- **What to do**:
1. In the quantizer design passage, what do p1 and p2 stand for?
2. Write a continuation of the quantizer design passage that picks up after its last sentence.

When designing the quantizer $q_{1}^{n}$ in the nth iteration with $q_{2}$ fixed as $q_{2}^{n - 1}$ , we assign to the edge from node j to node $j^{'}$ the following weight:

\begin{matrix} W_{1, n} (j, j^{'}) = (1 - p_{1}) (1 - p_{2}) E (D (X, {\hat{X}}^{0}) ∣ X_{1} \in x_{j j^{'}}) + p_{2} (1 - p_{1}) E (D (X, {\hat{X}}^{1}) ∣ X_{1} \in x_{j j^{'}}) + λ R (X_{1} \in x_{j j^{'}}, q_{2}^{n - 1}), \end{matrix}

(5)

where

p_{1}

and

p_{2}

represent the transmission loss probabilities of each of the two descriptions.

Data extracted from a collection
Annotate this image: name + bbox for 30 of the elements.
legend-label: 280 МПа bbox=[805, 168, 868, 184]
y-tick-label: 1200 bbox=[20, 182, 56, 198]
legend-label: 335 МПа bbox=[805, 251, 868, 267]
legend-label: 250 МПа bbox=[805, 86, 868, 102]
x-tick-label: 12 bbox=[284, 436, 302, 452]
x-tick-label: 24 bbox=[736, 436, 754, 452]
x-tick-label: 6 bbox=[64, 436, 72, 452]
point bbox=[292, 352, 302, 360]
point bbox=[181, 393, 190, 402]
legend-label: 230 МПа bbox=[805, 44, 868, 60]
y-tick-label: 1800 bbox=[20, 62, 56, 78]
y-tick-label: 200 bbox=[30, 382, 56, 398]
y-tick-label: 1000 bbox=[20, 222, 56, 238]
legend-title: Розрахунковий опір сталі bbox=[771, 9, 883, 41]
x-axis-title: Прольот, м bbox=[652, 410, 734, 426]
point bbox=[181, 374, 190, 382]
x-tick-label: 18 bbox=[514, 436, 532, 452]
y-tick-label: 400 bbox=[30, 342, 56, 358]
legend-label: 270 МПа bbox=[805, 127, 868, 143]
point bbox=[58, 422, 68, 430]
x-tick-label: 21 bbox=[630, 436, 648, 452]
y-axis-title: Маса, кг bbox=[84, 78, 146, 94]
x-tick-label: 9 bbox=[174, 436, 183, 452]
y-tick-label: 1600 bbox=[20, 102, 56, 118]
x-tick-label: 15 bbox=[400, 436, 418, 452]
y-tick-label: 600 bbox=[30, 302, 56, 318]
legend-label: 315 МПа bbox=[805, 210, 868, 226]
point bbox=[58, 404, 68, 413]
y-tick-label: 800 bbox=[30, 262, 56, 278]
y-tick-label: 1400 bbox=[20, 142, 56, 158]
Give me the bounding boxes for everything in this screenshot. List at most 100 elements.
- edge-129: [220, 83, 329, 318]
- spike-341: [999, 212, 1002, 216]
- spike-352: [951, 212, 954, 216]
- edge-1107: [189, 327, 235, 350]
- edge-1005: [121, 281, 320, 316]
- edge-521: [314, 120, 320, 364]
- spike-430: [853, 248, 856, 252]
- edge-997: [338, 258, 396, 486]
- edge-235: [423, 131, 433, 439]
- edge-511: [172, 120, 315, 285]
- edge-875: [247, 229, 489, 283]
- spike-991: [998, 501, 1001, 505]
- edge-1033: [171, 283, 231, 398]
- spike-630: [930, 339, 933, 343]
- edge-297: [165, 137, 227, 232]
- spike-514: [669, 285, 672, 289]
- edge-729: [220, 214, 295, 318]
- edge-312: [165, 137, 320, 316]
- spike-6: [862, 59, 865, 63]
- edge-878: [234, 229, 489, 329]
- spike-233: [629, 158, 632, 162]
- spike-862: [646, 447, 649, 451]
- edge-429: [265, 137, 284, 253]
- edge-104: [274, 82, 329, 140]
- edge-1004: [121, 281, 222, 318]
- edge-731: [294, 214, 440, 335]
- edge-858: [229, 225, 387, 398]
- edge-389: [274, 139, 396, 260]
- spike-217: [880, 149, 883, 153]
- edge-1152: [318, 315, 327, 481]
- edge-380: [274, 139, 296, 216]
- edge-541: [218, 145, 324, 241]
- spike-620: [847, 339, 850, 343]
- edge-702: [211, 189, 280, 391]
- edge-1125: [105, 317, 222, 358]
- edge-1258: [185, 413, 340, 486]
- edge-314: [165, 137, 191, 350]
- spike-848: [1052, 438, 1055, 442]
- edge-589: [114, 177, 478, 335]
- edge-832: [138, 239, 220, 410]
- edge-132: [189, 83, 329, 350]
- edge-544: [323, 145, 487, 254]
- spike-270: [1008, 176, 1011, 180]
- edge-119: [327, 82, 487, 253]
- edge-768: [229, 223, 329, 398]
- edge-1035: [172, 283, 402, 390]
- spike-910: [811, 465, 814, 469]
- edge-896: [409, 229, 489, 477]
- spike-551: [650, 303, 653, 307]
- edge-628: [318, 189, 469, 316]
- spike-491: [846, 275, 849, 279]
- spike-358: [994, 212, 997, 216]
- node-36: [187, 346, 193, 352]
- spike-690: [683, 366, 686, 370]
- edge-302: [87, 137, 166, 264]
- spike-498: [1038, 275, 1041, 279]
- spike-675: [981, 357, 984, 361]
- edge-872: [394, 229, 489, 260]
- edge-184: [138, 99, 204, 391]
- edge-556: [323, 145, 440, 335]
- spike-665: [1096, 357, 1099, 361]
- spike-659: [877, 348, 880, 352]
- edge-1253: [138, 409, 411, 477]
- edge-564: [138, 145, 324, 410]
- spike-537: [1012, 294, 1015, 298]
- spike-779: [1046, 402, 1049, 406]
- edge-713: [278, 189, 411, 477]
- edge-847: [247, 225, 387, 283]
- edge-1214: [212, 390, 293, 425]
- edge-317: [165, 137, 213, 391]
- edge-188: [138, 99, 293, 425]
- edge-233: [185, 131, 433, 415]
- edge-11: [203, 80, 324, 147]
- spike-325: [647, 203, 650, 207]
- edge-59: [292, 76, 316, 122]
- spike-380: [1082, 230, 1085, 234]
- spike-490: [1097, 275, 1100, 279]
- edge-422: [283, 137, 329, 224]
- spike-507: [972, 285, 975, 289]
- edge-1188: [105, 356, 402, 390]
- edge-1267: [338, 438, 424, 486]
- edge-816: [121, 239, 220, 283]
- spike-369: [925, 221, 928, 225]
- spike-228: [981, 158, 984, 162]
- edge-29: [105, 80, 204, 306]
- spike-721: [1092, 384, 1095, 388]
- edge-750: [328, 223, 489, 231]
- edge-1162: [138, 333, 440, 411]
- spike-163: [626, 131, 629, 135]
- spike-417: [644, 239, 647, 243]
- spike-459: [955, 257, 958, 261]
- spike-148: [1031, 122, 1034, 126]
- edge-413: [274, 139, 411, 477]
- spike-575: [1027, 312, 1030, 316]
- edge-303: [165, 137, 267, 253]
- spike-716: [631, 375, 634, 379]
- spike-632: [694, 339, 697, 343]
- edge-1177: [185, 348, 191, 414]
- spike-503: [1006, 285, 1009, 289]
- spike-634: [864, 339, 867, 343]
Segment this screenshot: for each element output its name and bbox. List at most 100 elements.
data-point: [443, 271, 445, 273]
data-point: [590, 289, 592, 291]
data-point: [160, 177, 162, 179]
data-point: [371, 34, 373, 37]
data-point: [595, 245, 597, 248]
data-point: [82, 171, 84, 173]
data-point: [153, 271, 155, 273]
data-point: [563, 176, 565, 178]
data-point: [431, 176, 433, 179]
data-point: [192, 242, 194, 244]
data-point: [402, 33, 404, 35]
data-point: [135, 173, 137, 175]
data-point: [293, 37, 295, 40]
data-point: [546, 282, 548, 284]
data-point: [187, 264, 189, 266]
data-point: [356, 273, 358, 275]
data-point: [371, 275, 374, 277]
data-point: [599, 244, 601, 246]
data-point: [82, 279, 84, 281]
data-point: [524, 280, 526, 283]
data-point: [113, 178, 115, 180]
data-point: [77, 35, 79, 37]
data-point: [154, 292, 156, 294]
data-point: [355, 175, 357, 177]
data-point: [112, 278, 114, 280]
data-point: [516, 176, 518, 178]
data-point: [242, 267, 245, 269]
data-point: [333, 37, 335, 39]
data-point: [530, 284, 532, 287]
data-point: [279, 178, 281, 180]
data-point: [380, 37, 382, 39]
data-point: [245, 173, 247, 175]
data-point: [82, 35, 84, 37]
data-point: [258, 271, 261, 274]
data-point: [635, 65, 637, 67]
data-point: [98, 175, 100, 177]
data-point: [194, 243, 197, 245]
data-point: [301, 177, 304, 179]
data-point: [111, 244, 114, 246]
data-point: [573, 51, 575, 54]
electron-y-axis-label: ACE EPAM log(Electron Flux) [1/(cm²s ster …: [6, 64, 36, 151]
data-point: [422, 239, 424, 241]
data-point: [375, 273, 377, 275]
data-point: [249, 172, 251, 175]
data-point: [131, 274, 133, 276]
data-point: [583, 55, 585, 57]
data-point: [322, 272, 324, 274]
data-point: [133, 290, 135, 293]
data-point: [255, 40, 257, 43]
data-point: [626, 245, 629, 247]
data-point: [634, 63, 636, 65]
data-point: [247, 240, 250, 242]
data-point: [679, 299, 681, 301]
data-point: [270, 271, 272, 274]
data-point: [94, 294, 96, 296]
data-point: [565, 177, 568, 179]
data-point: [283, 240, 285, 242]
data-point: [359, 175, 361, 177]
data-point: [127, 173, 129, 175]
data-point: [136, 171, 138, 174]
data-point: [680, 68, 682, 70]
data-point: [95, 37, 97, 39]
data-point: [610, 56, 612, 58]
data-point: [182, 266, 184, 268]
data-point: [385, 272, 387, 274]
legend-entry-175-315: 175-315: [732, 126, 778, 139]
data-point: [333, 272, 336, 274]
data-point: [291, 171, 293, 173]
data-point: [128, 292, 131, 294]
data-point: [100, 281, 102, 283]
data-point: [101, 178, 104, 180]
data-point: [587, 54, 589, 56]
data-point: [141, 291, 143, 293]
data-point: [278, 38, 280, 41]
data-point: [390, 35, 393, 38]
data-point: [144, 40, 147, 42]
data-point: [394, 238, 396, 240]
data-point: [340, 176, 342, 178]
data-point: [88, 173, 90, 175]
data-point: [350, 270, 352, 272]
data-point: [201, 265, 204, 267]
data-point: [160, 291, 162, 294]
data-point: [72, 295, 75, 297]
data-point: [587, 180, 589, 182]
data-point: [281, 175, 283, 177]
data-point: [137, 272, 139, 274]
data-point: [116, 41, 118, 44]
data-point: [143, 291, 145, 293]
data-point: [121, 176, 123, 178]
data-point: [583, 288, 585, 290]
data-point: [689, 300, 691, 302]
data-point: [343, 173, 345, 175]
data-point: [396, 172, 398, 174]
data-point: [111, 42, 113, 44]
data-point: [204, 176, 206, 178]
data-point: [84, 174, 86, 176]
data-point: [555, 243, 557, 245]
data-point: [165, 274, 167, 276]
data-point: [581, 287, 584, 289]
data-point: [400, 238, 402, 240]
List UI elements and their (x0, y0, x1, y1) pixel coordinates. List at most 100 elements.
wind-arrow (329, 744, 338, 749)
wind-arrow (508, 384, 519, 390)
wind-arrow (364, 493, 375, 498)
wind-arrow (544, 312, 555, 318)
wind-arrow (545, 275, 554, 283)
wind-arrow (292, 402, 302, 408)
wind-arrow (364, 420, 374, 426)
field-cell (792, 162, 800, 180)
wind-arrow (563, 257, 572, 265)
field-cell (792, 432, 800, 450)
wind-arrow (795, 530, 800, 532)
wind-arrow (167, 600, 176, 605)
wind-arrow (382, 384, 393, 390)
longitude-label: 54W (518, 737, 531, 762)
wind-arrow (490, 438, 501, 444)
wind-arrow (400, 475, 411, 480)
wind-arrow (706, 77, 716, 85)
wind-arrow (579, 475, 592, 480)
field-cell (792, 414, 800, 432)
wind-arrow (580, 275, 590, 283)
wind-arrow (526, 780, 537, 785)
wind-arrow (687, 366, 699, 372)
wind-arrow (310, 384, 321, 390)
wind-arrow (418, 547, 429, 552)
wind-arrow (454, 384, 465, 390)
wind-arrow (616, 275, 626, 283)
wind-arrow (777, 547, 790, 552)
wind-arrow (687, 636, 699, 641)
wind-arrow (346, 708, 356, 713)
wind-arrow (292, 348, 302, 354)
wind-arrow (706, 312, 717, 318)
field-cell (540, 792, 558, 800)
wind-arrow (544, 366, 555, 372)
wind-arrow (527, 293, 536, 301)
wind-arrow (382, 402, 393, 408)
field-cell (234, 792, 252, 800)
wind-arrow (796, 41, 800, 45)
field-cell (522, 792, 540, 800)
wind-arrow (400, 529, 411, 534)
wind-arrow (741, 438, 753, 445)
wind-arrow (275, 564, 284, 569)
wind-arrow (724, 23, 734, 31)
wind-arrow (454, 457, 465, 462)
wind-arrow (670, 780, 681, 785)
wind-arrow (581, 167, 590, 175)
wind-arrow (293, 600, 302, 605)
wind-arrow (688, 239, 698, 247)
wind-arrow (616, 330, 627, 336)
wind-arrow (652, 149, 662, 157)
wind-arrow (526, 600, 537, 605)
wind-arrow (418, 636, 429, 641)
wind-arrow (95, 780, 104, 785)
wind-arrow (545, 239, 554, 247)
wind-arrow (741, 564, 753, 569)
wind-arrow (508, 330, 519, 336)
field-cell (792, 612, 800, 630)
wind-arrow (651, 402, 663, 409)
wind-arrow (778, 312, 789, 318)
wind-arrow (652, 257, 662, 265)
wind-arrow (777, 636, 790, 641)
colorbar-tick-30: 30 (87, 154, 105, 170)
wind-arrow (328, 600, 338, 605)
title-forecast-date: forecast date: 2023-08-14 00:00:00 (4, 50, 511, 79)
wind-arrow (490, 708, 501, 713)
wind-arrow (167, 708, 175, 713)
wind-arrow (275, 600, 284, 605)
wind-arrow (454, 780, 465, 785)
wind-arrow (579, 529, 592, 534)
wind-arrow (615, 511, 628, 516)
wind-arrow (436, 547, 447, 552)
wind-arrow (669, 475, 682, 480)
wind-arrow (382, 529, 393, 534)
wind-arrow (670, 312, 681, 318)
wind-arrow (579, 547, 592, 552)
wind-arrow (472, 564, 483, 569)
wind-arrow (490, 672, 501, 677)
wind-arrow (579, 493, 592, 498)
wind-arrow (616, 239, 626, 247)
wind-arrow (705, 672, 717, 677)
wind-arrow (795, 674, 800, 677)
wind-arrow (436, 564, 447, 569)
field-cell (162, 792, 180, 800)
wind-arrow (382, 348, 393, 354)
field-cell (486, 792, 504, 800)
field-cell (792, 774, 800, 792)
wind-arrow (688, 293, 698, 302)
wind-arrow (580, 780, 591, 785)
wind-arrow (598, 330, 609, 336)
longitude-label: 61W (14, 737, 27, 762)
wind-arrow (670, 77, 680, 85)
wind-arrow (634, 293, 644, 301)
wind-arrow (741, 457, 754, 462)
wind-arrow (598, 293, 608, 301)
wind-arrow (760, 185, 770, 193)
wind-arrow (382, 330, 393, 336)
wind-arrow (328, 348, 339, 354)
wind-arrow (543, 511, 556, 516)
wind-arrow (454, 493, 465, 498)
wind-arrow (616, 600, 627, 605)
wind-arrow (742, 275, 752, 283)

- **Final answers**:
1. They are the transmission loss probabilities of each of the two descriptions.

2.
If the interval $x_{j j^{'}}$ is a cell of the quantizer $q_{1}^{n}$ , then the quantity $W_{1, n} (j, j^{'})$ is the contribution of the cell $x_{j j^{'}}$ to the Lagrangian cost function $L (q_{1}, q_{2})$ . We use the conditional distribution of $X_{2}$ given $X_{1} \in x_{j j^{'}}$ to compute the expected marginal and joint distortions and the rate. Figure 2 illustrates how to calculate the statistics of the reconstruction of $X_{2}$ for fixed $q_{2}^{n - 1}$ and given $X_{1} \in x_{j j^{'}}$ . To be more specific, for the squared error distortion measure, the weights are explicitly calculated in the Appendix.

Figure 2

Given the quantized value of $X_{2}$ , the distribution of $X_{1}$ can be used to find the distortion for any quantization of $X_{1}$ .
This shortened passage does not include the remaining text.